_Task to carry out:_ Your task is to print all of the data word for word.

_Source records:_
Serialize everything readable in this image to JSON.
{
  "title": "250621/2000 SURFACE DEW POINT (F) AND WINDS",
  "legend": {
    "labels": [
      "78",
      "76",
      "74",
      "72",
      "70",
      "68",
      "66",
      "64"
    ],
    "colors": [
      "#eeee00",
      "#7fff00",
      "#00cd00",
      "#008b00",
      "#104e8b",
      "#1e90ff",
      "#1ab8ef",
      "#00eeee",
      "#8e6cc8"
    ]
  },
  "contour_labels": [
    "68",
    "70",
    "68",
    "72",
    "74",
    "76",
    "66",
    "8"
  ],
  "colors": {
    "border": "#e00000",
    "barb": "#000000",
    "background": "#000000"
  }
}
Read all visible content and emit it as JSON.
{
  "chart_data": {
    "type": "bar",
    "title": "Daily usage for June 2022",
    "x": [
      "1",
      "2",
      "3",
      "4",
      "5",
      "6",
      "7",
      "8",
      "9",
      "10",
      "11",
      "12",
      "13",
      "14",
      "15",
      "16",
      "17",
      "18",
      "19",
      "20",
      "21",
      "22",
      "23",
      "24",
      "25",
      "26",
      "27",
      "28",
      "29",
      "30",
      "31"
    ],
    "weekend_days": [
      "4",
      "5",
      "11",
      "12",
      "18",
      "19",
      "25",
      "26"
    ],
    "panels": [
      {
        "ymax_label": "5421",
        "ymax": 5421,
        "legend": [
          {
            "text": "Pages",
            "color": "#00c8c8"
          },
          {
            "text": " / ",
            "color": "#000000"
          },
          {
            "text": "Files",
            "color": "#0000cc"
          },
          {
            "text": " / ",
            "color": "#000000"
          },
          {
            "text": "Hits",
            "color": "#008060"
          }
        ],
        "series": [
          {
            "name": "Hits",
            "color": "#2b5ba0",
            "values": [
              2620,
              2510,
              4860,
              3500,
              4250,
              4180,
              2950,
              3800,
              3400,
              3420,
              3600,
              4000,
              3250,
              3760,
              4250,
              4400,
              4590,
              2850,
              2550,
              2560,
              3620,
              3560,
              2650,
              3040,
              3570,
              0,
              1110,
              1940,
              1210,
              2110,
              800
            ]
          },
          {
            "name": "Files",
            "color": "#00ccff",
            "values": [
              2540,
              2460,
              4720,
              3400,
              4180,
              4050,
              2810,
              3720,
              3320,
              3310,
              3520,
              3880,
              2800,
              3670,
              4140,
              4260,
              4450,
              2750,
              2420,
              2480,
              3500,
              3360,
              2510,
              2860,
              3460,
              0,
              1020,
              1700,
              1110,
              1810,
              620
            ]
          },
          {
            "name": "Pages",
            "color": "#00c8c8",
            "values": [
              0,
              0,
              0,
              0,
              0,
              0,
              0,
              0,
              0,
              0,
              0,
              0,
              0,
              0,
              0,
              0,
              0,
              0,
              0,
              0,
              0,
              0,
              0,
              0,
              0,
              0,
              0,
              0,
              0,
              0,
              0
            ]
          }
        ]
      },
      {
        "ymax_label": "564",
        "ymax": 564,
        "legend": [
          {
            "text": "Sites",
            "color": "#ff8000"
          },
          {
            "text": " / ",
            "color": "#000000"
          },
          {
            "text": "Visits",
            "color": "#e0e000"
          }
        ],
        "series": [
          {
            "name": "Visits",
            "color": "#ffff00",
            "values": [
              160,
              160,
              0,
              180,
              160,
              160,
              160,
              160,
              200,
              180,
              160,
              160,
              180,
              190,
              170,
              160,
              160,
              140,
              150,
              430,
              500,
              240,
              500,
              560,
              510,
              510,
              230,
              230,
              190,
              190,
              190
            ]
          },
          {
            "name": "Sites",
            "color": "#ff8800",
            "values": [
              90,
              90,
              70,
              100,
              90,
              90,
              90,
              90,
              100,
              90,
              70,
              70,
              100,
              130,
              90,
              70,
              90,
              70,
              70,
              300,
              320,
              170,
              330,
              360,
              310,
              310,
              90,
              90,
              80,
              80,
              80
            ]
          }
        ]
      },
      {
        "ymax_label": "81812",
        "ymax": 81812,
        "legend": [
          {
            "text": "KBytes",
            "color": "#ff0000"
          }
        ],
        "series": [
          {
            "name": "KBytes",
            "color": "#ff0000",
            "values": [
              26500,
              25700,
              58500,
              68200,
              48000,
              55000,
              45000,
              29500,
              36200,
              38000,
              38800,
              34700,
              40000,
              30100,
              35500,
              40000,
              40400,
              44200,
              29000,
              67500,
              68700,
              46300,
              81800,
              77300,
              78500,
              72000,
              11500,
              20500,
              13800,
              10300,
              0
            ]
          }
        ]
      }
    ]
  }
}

_Output for this task:_
Serialize everything readable in this image to JSON.
{
  "title": "250621/2000 SURFACE DEW POINT (F) AND WINDS",
  "legend": {
    "labels": [
      "78",
      "76",
      "74",
      "72",
      "70",
      "68",
      "66",
      "64"
    ],
    "colors": [
      "#eeee00",
      "#7fff00",
      "#00cd00",
      "#008b00",
      "#104e8b",
      "#1e90ff",
      "#1ab8ef",
      "#00eeee",
      "#8e6cc8"
    ]
  },
  "contour_labels": [
    "68",
    "70",
    "68",
    "72",
    "74",
    "76",
    "66",
    "8"
  ],
  "colors": {
    "border": "#e00000",
    "barb": "#000000",
    "background": "#000000"
  }
}
Read all visible content and emit it as JSON.
{
  "chart_data": {
    "type": "bar",
    "title": "Daily usage for June 2022",
    "x": [
      "1",
      "2",
      "3",
      "4",
      "5",
      "6",
      "7",
      "8",
      "9",
      "10",
      "11",
      "12",
      "13",
      "14",
      "15",
      "16",
      "17",
      "18",
      "19",
      "20",
      "21",
      "22",
      "23",
      "24",
      "25",
      "26",
      "27",
      "28",
      "29",
      "30",
      "31"
    ],
    "weekend_days": [
      "4",
      "5",
      "11",
      "12",
      "18",
      "19",
      "25",
      "26"
    ],
    "panels": [
      {
        "ymax_label": "5421",
        "ymax": 5421,
        "legend": [
          {
            "text": "Pages",
            "color": "#00c8c8"
          },
          {
            "text": " / ",
            "color": "#000000"
          },
          {
            "text": "Files",
            "color": "#0000cc"
          },
          {
            "text": " / ",
            "color": "#000000"
          },
          {
            "text": "Hits",
            "color": "#008060"
          }
        ],
        "series": [
          {
            "name": "Hits",
            "color": "#2b5ba0",
            "values": [
              2620,
              2510,
              4860,
              3500,
              4250,
              4180,
              2950,
              3800,
              3400,
              3420,
              3600,
              4000,
              3250,
              3760,
              4250,
              4400,
              4590,
              2850,
              2550,
              2560,
              3620,
              3560,
              2650,
              3040,
              3570,
              0,
              1110,
              1940,
              1210,
              2110,
              800
            ]
          },
          {
            "name": "Files",
            "color": "#00ccff",
            "values": [
              2540,
              2460,
              4720,
              3400,
              4180,
              4050,
              2810,
              3720,
              3320,
              3310,
              3520,
              3880,
              2800,
              3670,
              4140,
              4260,
              4450,
              2750,
              2420,
              2480,
              3500,
              3360,
              2510,
              2860,
              3460,
              0,
              1020,
              1700,
              1110,
              1810,
              620
            ]
          },
          {
            "name": "Pages",
            "color": "#00c8c8",
            "values": [
              0,
              0,
              0,
              0,
              0,
              0,
              0,
              0,
              0,
              0,
              0,
              0,
              0,
              0,
              0,
              0,
              0,
              0,
              0,
              0,
              0,
              0,
              0,
              0,
              0,
              0,
              0,
              0,
              0,
              0,
              0
            ]
          }
        ]
      },
      {
        "ymax_label": "564",
        "ymax": 564,
        "legend": [
          {
            "text": "Sites",
            "color": "#ff8000"
          },
          {
            "text": " / ",
            "color": "#000000"
          },
          {
            "text": "Visits",
            "color": "#e0e000"
          }
        ],
        "series": [
          {
            "name": "Visits",
            "color": "#ffff00",
            "values": [
              160,
              160,
              0,
              180,
              160,
              160,
              160,
              160,
              200,
              180,
              160,
              160,
              180,
              190,
              170,
              160,
              160,
              140,
              150,
              430,
              500,
              240,
              500,
              560,
              510,
              510,
              230,
              230,
              190,
              190,
              190
            ]
          },
          {
            "name": "Sites",
            "color": "#ff8800",
            "values": [
              90,
              90,
              70,
              100,
              90,
              90,
              90,
              90,
              100,
              90,
              70,
              70,
              100,
              130,
              90,
              70,
              90,
              70,
              70,
              300,
              320,
              170,
              330,
              360,
              310,
              310,
              90,
              90,
              80,
              80,
              80
            ]
          }
        ]
      },
      {
        "ymax_label": "81812",
        "ymax": 81812,
        "legend": [
          {
            "text": "KBytes",
            "color": "#ff0000"
          }
        ],
        "series": [
          {
            "name": "KBytes",
            "color": "#ff0000",
            "values": [
              26500,
              25700,
              58500,
              68200,
              48000,
              55000,
              45000,
              29500,
              36200,
              38000,
              38800,
              34700,
              40000,
              30100,
              35500,
              40000,
              40400,
              44200,
              29000,
              67500,
              68700,
              46300,
              81800,
              77300,
              78500,
              72000,
              11500,
              20500,
              13800,
              10300,
              0
            ]
          }
        ]
      }
    ]
  }
}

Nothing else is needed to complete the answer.